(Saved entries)
-*-*-
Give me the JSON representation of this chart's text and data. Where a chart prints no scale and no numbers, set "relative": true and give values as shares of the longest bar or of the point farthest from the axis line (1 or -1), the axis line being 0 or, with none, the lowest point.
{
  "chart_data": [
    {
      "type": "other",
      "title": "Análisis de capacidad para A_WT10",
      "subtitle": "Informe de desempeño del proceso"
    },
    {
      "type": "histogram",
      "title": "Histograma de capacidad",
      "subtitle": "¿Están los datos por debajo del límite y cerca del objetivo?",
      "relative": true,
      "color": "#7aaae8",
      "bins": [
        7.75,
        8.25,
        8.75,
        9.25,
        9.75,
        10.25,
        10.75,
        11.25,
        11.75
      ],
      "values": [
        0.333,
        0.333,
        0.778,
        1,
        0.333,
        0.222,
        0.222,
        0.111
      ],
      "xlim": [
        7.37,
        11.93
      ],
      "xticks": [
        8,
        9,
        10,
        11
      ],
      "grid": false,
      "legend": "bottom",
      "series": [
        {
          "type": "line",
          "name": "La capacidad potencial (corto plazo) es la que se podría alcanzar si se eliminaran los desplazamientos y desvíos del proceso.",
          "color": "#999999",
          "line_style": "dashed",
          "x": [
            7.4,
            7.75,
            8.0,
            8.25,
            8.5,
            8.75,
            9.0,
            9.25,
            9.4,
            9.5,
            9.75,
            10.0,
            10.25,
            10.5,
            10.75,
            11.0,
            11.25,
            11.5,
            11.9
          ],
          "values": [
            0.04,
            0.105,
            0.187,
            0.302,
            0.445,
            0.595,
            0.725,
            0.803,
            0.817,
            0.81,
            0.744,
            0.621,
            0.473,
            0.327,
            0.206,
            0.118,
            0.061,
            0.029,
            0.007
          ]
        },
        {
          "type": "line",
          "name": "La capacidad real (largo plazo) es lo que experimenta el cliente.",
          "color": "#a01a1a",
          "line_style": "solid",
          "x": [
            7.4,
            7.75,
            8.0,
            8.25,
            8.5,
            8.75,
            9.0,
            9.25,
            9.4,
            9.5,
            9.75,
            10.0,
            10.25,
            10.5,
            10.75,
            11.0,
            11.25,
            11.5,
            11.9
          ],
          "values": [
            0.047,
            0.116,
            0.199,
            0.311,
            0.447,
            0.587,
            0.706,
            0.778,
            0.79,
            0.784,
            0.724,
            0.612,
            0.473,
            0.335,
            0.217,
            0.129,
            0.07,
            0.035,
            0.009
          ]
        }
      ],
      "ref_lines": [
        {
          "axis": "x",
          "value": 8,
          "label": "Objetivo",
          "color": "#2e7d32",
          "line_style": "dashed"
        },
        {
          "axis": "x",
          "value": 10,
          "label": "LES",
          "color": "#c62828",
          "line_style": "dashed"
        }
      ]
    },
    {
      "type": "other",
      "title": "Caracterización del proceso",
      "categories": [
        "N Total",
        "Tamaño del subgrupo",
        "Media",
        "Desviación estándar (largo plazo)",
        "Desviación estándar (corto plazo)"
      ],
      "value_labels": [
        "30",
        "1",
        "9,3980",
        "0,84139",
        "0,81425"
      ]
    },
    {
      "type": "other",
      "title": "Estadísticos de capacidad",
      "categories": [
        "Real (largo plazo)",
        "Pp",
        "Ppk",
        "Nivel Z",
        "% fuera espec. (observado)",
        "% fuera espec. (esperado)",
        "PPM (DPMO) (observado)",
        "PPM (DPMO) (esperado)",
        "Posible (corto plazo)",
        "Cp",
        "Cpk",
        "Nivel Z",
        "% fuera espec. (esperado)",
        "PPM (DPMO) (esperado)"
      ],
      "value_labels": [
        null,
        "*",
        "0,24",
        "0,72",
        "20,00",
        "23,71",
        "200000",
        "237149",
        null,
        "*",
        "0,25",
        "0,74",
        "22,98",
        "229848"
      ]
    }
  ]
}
-*-*-
→ **Problem description**
Write out every entry verbatim.

→ **Reply to the exercise**
Give me the JSON representation of this chart's text and data. Where a chart prints no scale and no numbers, set "relative": true and give values as shares of the longest bar or of the point farthest from the axis line (1 or -1), the axis line being 0 or, with none, the lowest point.
{
  "chart_data": [
    {
      "type": "other",
      "title": "Análisis de capacidad para A_WT10",
      "subtitle": "Informe de desempeño del proceso"
    },
    {
      "type": "histogram",
      "title": "Histograma de capacidad",
      "subtitle": "¿Están los datos por debajo del límite y cerca del objetivo?",
      "relative": true,
      "color": "#7aaae8",
      "bins": [
        7.75,
        8.25,
        8.75,
        9.25,
        9.75,
        10.25,
        10.75,
        11.25,
        11.75
      ],
      "values": [
        0.333,
        0.333,
        0.778,
        1,
        0.333,
        0.222,
        0.222,
        0.111
      ],
      "xlim": [
        7.37,
        11.93
      ],
      "xticks": [
        8,
        9,
        10,
        11
      ],
      "grid": false,
      "legend": "bottom",
      "series": [
        {
          "type": "line",
          "name": "La capacidad potencial (corto plazo) es la que se podría alcanzar si se eliminaran los desplazamientos y desvíos del proceso.",
          "color": "#999999",
          "line_style": "dashed",
          "x": [
            7.4,
            7.75,
            8.0,
            8.25,
            8.5,
            8.75,
            9.0,
            9.25,
            9.4,
            9.5,
            9.75,
            10.0,
            10.25,
            10.5,
            10.75,
            11.0,
            11.25,
            11.5,
            11.9
          ],
          "values": [
            0.04,
            0.105,
            0.187,
            0.302,
            0.445,
            0.595,
            0.725,
            0.803,
            0.817,
            0.81,
            0.744,
            0.621,
            0.473,
            0.327,
            0.206,
            0.118,
            0.061,
            0.029,
            0.007
          ]
        },
        {
          "type": "line",
          "name": "La capacidad real (largo plazo) es lo que experimenta el cliente.",
          "color": "#a01a1a",
          "line_style": "solid",
          "x": [
            7.4,
            7.75,
            8.0,
            8.25,
            8.5,
            8.75,
            9.0,
            9.25,
            9.4,
            9.5,
            9.75,
            10.0,
            10.25,
            10.5,
            10.75,
            11.0,
            11.25,
            11.5,
            11.9
          ],
          "values": [
            0.047,
            0.116,
            0.199,
            0.311,
            0.447,
            0.587,
            0.706,
            0.778,
            0.79,
            0.784,
            0.724,
            0.612,
            0.473,
            0.335,
            0.217,
            0.129,
            0.07,
            0.035,
            0.009
          ]
        }
      ],
      "ref_lines": [
        {
          "axis": "x",
          "value": 8,
          "label": "Objetivo",
          "color": "#2e7d32",
          "line_style": "dashed"
        },
        {
          "axis": "x",
          "value": 10,
          "label": "LES",
          "color": "#c62828",
          "line_style": "dashed"
        }
      ]
    },
    {
      "type": "other",
      "title": "Caracterización del proceso",
      "categories": [
        "N Total",
        "Tamaño del subgrupo",
        "Media",
        "Desviación estándar (largo plazo)",
        "Desviación estándar (corto plazo)"
      ],
      "value_labels": [
        "30",
        "1",
        "9,3980",
        "0,84139",
        "0,81425"
      ]
    },
    {
      "type": "other",
      "title": "Estadísticos de capacidad",
      "categories": [
        "Real (largo plazo)",
        "Pp",
        "Ppk",
        "Nivel Z",
        "% fuera espec. (observado)",
        "% fuera espec. (esperado)",
        "PPM (DPMO) (observado)",
        "PPM (DPMO) (esperado)",
        "Posible (corto plazo)",
        "Cp",
        "Cpk",
        "Nivel Z",
        "% fuera espec. (esperado)",
        "PPM (DPMO) (esperado)"
      ],
      "value_labels": [
        null,
        "*",
        "0,24",
        "0,72",
        "20,00",
        "23,71",
        "200000",
        "237149",
        null,
        "*",
        "0,25",
        "0,74",
        "22,98",
        "229848"
      ]
    }
  ]
}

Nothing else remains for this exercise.